> EXERCISE REQUIREMENTS: Look for the word "solid" in the entries and copy every line where it shows up.

---- DATASET RECORDS

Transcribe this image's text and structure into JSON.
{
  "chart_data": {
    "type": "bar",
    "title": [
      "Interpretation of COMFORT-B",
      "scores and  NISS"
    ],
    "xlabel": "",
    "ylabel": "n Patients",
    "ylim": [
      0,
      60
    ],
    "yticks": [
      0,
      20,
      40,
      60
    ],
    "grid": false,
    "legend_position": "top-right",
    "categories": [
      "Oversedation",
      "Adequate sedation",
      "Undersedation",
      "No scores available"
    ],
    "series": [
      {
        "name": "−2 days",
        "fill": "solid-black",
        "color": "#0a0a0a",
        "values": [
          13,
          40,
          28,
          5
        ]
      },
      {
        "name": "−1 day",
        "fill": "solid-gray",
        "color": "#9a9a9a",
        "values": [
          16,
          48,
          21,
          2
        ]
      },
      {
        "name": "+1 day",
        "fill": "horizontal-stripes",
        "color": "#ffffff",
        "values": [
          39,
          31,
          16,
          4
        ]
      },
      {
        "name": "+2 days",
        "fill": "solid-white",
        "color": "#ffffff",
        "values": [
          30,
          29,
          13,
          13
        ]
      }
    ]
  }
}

--------

> PROBLEM SOLUTION:
        "fill": "solid-black",
        "fill": "solid-gray",
        "fill": "solid-white",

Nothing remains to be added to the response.